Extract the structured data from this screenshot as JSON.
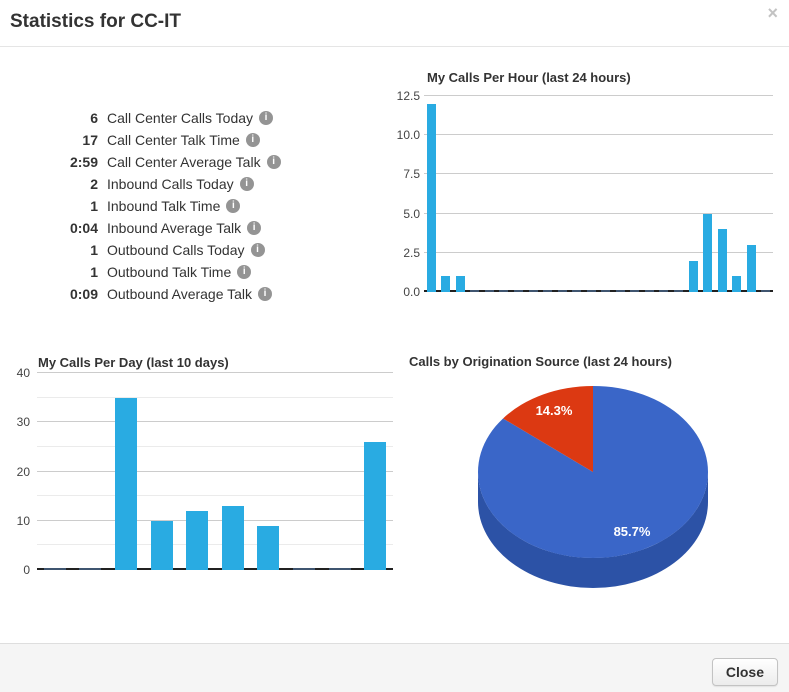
{
  "modal": {
    "title": "Statistics for CC-IT",
    "close_glyph": "×",
    "footer": {
      "close_label": "Close"
    }
  },
  "stats": {
    "info_icon_glyph": "i",
    "items": [
      {
        "value": "6",
        "label": "Call Center Calls Today"
      },
      {
        "value": "17",
        "label": "Call Center Talk Time"
      },
      {
        "value": "2:59",
        "label": "Call Center Average Talk"
      },
      {
        "value": "2",
        "label": "Inbound Calls Today"
      },
      {
        "value": "1",
        "label": "Inbound Talk Time"
      },
      {
        "value": "0:04",
        "label": "Inbound Average Talk"
      },
      {
        "value": "1",
        "label": "Outbound Calls Today"
      },
      {
        "value": "1",
        "label": "Outbound Talk Time"
      },
      {
        "value": "0:09",
        "label": "Outbound Average Talk"
      }
    ]
  },
  "chart_data": [
    {
      "type": "bar",
      "title": "My Calls Per Hour (last 24 hours)",
      "xlabel": "",
      "ylabel": "",
      "ylim": [
        0,
        12.5
      ],
      "grid": true,
      "legend": "none",
      "bar_color": "#29abe2",
      "values": [
        12,
        1,
        1,
        0,
        0,
        0,
        0,
        0,
        0,
        0,
        0,
        0,
        0,
        0,
        0,
        0,
        0,
        0,
        2,
        5,
        4,
        1,
        3,
        0
      ],
      "yticks": [
        {
          "value": 0,
          "label": "0.0"
        },
        {
          "value": 2.5,
          "label": "2.5"
        },
        {
          "value": 5,
          "label": "5.0"
        },
        {
          "value": 7.5,
          "label": "7.5"
        },
        {
          "value": 10,
          "label": "10.0"
        },
        {
          "value": 12.5,
          "label": "12.5"
        }
      ]
    },
    {
      "type": "bar",
      "title": "My Calls Per Day (last 10 days)",
      "xlabel": "",
      "ylabel": "",
      "ylim": [
        0,
        40
      ],
      "grid": true,
      "legend": "none",
      "bar_color": "#29abe2",
      "values": [
        0,
        0,
        35,
        10,
        12,
        13,
        9,
        0,
        0,
        26
      ],
      "yticks": [
        {
          "value": 0,
          "label": "0"
        },
        {
          "value": 5,
          "label": ""
        },
        {
          "value": 10,
          "label": "10"
        },
        {
          "value": 15,
          "label": ""
        },
        {
          "value": 20,
          "label": "20"
        },
        {
          "value": 25,
          "label": ""
        },
        {
          "value": 30,
          "label": "30"
        },
        {
          "value": 35,
          "label": ""
        },
        {
          "value": 40,
          "label": "40"
        }
      ]
    },
    {
      "type": "pie",
      "title": "Calls by Origination Source (last 24 hours)",
      "is3d": true,
      "legend": "none",
      "depth_color": "#2c52a6",
      "slices": [
        {
          "label": "85.7%",
          "value": 85.7,
          "color": "#3a66c8"
        },
        {
          "label": "14.3%",
          "value": 14.3,
          "color": "#dc3912"
        }
      ]
    }
  ]
}
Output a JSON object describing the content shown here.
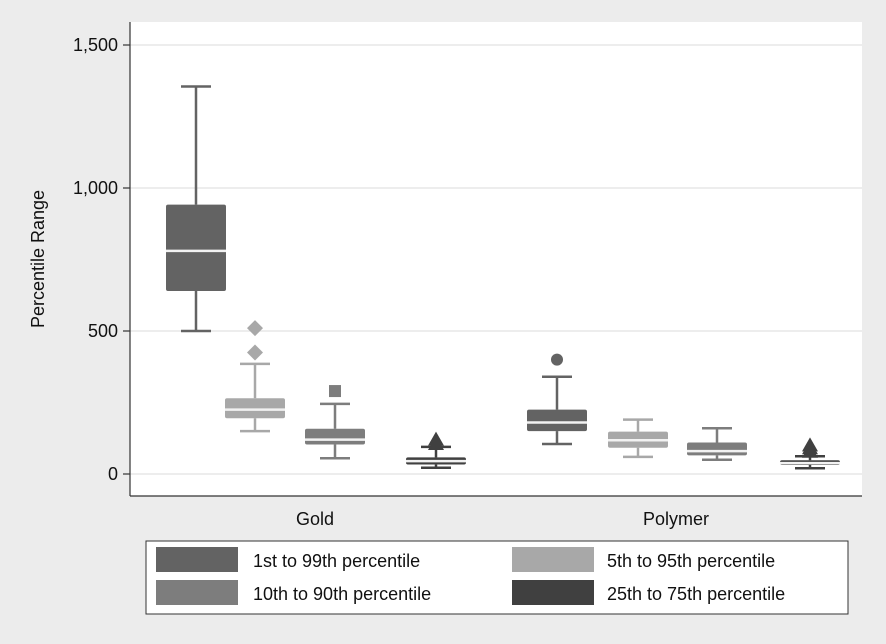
{
  "chart_data": {
    "type": "box",
    "ylabel": "Percentile Range",
    "ylim": [
      -75,
      1500
    ],
    "yticks": [
      {
        "value": 0,
        "label": "0"
      },
      {
        "value": 500,
        "label": "500"
      },
      {
        "value": 1000,
        "label": "1,000"
      },
      {
        "value": 1500,
        "label": "1,500"
      }
    ],
    "grid": true,
    "legend_position": "bottom",
    "categories": [
      "Gold",
      "Polymer"
    ],
    "series": [
      {
        "name": "1st to 99th percentile",
        "color": "#636363",
        "outlier_marker": "circle",
        "boxes": [
          {
            "category": "Gold",
            "whisker_low": 500,
            "q1": 640,
            "median": 780,
            "q3": 942,
            "whisker_high": 1355,
            "outliers": []
          },
          {
            "category": "Polymer",
            "whisker_low": 105,
            "q1": 150,
            "median": 180,
            "q3": 225,
            "whisker_high": 340,
            "outliers": [
              400
            ]
          }
        ]
      },
      {
        "name": "5th to 95th percentile",
        "color": "#a8a8a8",
        "outlier_marker": "diamond",
        "boxes": [
          {
            "category": "Gold",
            "whisker_low": 150,
            "q1": 195,
            "median": 225,
            "q3": 265,
            "whisker_high": 385,
            "outliers": [
              425,
              510
            ]
          },
          {
            "category": "Polymer",
            "whisker_low": 60,
            "q1": 92,
            "median": 118,
            "q3": 148,
            "whisker_high": 190,
            "outliers": []
          }
        ]
      },
      {
        "name": "10th to 90th percentile",
        "color": "#7d7d7d",
        "outlier_marker": "square",
        "boxes": [
          {
            "category": "Gold",
            "whisker_low": 55,
            "q1": 103,
            "median": 120,
            "q3": 158,
            "whisker_high": 245,
            "outliers": [
              290
            ]
          },
          {
            "category": "Polymer",
            "whisker_low": 50,
            "q1": 65,
            "median": 80,
            "q3": 110,
            "whisker_high": 160,
            "outliers": []
          }
        ]
      },
      {
        "name": "25th to 75th percentile",
        "color": "#404040",
        "outlier_marker": "triangle",
        "boxes": [
          {
            "category": "Gold",
            "whisker_low": 22,
            "q1": 33,
            "median": 45,
            "q3": 58,
            "whisker_high": 95,
            "outliers": [
              105,
              120
            ]
          },
          {
            "category": "Polymer",
            "whisker_low": 20,
            "q1": 32,
            "median": 38,
            "q3": 48,
            "whisker_high": 62,
            "outliers": [
              78,
              90,
              100
            ]
          }
        ]
      }
    ],
    "legend": [
      "1st to 99th percentile",
      "5th to 95th percentile",
      "10th to 90th percentile",
      "25th to 75th percentile"
    ]
  }
}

..............................

Required task - Every line of text is to be repeated exactly; pictures are left out.

Complete response -
Extract the structured data from this screenshot as JSON.
{
  "modal": {
    "title": "Statistics for CC-IT",
    "close_glyph": "×",
    "footer": {
      "close_label": "Close"
    }
  },
  "stats": {
    "info_icon_glyph": "i",
    "items": [
      {
        "value": "6",
        "label": "Call Center Calls Today"
      },
      {
        "value": "17",
        "label": "Call Center Talk Time"
      },
      {
        "value": "2:59",
        "label": "Call Center Average Talk"
      },
      {
        "value": "2",
        "label": "Inbound Calls Today"
      },
      {
        "value": "1",
        "label": "Inbound Talk Time"
      },
      {
        "value": "0:04",
        "label": "Inbound Average Talk"
      },
      {
        "value": "1",
        "label": "Outbound Calls Today"
      },
      {
        "value": "1",
        "label": "Outbound Talk Time"
      },
      {
        "value": "0:09",
        "label": "Outbound Average Talk"
      }
    ]
  },
  "chart_data": [
    {
      "type": "bar",
      "title": "My Calls Per Hour (last 24 hours)",
      "xlabel": "",
      "ylabel": "",
      "ylim": [
        0,
        12.5
      ],
      "grid": true,
      "legend": "none",
      "bar_color": "#29abe2",
      "values": [
        12,
        1,
        1,
        0,
        0,
        0,
        0,
        0,
        0,
        0,
        0,
        0,
        0,
        0,
        0,
        0,
        0,
        0,
        2,
        5,
        4,
        1,
        3,
        0
      ],
      "yticks": [
        {
          "value": 0,
          "label": "0.0"
        },
        {
          "value": 2.5,
          "label": "2.5"
        },
        {
          "value": 5,
          "label": "5.0"
        },
        {
          "value": 7.5,
          "label": "7.5"
        },
        {
          "value": 10,
          "label": "10.0"
        },
        {
          "value": 12.5,
          "label": "12.5"
        }
      ]
    },
    {
      "type": "bar",
      "title": "My Calls Per Day (last 10 days)",
      "xlabel": "",
      "ylabel": "",
      "ylim": [
        0,
        40
      ],
      "grid": true,
      "legend": "none",
      "bar_color": "#29abe2",
      "values": [
        0,
        0,
        35,
        10,
        12,
        13,
        9,
        0,
        0,
        26
      ],
      "yticks": [
        {
          "value": 0,
          "label": "0"
        },
        {
          "value": 5,
          "label": ""
        },
        {
          "value": 10,
          "label": "10"
        },
        {
          "value": 15,
          "label": ""
        },
        {
          "value": 20,
          "label": "20"
        },
        {
          "value": 25,
          "label": ""
        },
        {
          "value": 30,
          "label": "30"
        },
        {
          "value": 35,
          "label": ""
        },
        {
          "value": 40,
          "label": "40"
        }
      ]
    },
    {
      "type": "pie",
      "title": "Calls by Origination Source (last 24 hours)",
      "is3d": true,
      "legend": "none",
      "depth_color": "#2c52a6",
      "slices": [
        {
          "label": "85.7%",
          "value": 85.7,
          "color": "#3a66c8"
        },
        {
          "label": "14.3%",
          "value": 14.3,
          "color": "#dc3912"
        }
      ]
    }
  ]
}
Output a JSON object describing the content shown here.
{
  "chart_data": {
    "type": "box",
    "ylabel": "Percentile Range",
    "ylim": [
      -75,
      1500
    ],
    "yticks": [
      {
        "value": 0,
        "label": "0"
      },
      {
        "value": 500,
        "label": "500"
      },
      {
        "value": 1000,
        "label": "1,000"
      },
      {
        "value": 1500,
        "label": "1,500"
      }
    ],
    "grid": true,
    "legend_position": "bottom",
    "categories": [
      "Gold",
      "Polymer"
    ],
    "series": [
      {
        "name": "1st to 99th percentile",
        "color": "#636363",
        "outlier_marker": "circle",
        "boxes": [
          {
            "category": "Gold",
            "whisker_low": 500,
            "q1": 640,
            "median": 780,
            "q3": 942,
            "whisker_high": 1355,
            "outliers": []
          },
          {
            "category": "Polymer",
            "whisker_low": 105,
            "q1": 150,
            "median": 180,
            "q3": 225,
            "whisker_high": 340,
            "outliers": [
              400
            ]
          }
        ]
      },
      {
        "name": "5th to 95th percentile",
        "color": "#a8a8a8",
        "outlier_marker": "diamond",
        "boxes": [
          {
            "category": "Gold",
            "whisker_low": 150,
            "q1": 195,
            "median": 225,
            "q3": 265,
            "whisker_high": 385,
            "outliers": [
              425,
              510
            ]
          },
          {
            "category": "Polymer",
            "whisker_low": 60,
            "q1": 92,
            "median": 118,
            "q3": 148,
            "whisker_high": 190,
            "outliers": []
          }
        ]
      },
      {
        "name": "10th to 90th percentile",
        "color": "#7d7d7d",
        "outlier_marker": "square",
        "boxes": [
          {
            "category": "Gold",
            "whisker_low": 55,
            "q1": 103,
            "median": 120,
            "q3": 158,
            "whisker_high": 245,
            "outliers": [
              290
            ]
          },
          {
            "category": "Polymer",
            "whisker_low": 50,
            "q1": 65,
            "median": 80,
            "q3": 110,
            "whisker_high": 160,
            "outliers": []
          }
        ]
      },
      {
        "name": "25th to 75th percentile",
        "color": "#404040",
        "outlier_marker": "triangle",
        "boxes": [
          {
            "category": "Gold",
            "whisker_low": 22,
            "q1": 33,
            "median": 45,
            "q3": 58,
            "whisker_high": 95,
            "outliers": [
              105,
              120
            ]
          },
          {
            "category": "Polymer",
            "whisker_low": 20,
            "q1": 32,
            "median": 38,
            "q3": 48,
            "whisker_high": 62,
            "outliers": [
              78,
              90,
              100
            ]
          }
        ]
      }
    ],
    "legend": [
      "1st to 99th percentile",
      "5th to 95th percentile",
      "10th to 90th percentile",
      "25th to 75th percentile"
    ]
  }
}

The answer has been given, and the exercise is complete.